From the records below, please return each line that holds the word "Copyright".

Dataset rows describing interfaces:
------------

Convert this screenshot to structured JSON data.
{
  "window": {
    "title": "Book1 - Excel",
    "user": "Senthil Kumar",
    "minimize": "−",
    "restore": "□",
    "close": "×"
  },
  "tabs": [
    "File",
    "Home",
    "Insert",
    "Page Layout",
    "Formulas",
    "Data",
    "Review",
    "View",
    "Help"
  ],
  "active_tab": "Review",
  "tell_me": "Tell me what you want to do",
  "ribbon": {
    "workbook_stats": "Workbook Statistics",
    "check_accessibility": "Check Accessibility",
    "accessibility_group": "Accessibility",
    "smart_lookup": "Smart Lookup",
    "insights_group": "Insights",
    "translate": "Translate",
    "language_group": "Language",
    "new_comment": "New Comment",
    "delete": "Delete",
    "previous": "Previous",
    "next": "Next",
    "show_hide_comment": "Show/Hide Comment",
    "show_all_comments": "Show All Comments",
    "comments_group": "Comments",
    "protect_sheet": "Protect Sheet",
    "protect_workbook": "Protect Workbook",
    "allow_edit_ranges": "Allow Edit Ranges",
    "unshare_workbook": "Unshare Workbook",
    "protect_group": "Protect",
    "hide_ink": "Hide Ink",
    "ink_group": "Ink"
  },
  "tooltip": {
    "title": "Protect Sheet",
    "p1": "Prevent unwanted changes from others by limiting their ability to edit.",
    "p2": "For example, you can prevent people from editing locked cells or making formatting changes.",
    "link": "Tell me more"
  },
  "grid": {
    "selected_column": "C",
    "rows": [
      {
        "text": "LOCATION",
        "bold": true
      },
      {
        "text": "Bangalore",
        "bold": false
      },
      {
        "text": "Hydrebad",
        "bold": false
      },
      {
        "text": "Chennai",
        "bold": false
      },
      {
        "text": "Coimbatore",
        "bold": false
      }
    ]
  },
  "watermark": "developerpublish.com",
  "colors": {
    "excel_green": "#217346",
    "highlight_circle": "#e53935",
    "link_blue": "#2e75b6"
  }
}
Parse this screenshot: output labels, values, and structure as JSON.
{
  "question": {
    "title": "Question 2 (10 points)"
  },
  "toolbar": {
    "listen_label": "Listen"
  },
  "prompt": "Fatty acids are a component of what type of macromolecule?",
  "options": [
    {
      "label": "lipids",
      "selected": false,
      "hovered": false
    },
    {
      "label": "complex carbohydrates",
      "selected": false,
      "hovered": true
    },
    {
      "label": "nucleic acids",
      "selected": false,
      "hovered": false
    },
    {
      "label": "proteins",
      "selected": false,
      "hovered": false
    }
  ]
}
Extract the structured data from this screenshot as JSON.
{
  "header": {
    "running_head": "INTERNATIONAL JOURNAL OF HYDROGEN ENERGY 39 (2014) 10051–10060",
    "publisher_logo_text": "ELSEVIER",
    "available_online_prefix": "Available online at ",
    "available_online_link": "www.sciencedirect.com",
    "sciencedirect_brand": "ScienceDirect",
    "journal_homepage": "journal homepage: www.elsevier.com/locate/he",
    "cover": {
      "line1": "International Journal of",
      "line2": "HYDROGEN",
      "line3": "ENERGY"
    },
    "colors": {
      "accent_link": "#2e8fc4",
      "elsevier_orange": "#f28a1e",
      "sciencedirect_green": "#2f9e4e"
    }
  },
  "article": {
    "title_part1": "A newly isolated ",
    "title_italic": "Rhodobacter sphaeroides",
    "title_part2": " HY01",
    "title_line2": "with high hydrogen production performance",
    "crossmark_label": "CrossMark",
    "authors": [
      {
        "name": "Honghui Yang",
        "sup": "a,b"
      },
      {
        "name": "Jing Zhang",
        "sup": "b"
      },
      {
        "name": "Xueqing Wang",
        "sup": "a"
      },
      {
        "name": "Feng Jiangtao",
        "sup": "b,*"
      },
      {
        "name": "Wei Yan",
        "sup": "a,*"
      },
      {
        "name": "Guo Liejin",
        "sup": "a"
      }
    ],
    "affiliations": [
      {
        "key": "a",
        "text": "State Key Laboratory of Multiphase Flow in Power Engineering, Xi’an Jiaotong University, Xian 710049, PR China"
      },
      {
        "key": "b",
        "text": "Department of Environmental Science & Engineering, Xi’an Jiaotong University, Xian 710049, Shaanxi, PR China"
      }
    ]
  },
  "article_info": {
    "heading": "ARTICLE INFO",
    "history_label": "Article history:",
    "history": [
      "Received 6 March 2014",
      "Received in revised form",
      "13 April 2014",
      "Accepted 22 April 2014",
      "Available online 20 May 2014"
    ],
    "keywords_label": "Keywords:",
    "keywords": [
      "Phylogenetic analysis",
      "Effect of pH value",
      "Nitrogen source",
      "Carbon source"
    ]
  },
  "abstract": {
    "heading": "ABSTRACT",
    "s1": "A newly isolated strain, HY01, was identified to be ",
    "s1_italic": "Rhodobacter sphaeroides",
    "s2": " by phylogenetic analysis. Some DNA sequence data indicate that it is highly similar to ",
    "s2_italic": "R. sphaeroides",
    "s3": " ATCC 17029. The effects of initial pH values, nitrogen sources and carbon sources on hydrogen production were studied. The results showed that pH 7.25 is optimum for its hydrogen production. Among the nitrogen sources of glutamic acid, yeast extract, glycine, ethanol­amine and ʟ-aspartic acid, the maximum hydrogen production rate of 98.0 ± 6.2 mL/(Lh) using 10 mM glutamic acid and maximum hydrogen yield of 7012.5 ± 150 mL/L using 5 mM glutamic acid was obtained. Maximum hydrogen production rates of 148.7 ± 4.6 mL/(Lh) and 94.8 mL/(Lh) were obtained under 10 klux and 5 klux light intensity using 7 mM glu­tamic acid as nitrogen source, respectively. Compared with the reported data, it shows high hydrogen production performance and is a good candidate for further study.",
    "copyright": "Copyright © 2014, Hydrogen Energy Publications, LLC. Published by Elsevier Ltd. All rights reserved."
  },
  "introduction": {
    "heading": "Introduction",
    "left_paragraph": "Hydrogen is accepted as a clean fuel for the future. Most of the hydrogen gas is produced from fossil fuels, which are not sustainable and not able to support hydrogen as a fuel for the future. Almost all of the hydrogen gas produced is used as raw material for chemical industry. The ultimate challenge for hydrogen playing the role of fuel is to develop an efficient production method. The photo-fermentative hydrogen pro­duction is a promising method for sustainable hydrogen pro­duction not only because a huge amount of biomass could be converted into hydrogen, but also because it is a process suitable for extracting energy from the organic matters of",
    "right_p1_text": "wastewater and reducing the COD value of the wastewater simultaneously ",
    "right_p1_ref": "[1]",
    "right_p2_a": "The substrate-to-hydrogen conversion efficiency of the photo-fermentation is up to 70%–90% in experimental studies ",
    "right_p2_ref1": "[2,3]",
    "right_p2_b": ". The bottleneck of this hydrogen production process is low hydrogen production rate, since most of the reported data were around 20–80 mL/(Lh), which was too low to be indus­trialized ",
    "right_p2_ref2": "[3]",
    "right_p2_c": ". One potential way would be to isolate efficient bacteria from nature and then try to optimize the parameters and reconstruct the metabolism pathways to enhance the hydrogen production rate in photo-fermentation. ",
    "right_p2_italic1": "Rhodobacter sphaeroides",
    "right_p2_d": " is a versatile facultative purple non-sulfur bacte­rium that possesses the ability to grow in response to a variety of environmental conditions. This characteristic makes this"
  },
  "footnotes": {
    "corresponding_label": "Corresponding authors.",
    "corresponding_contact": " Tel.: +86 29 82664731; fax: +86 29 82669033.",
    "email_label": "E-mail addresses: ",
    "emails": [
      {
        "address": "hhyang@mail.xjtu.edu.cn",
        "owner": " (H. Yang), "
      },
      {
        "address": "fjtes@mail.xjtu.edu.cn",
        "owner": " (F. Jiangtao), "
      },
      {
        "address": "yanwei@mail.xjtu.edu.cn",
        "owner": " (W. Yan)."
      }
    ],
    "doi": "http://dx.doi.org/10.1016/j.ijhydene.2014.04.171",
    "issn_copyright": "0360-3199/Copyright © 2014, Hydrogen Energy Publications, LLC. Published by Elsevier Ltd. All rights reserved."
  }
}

------------

Exercise solution
    "copyright": "Copyright © 2014, Hydrogen Energy Publications, LLC. Published by Elsevier Ltd. All rights reserved."
    "issn_copyright": "0360-3199/Copyright © 2014, Hydrogen Energy Publications, LLC. Published by Elsevier Ltd. All rights reserved."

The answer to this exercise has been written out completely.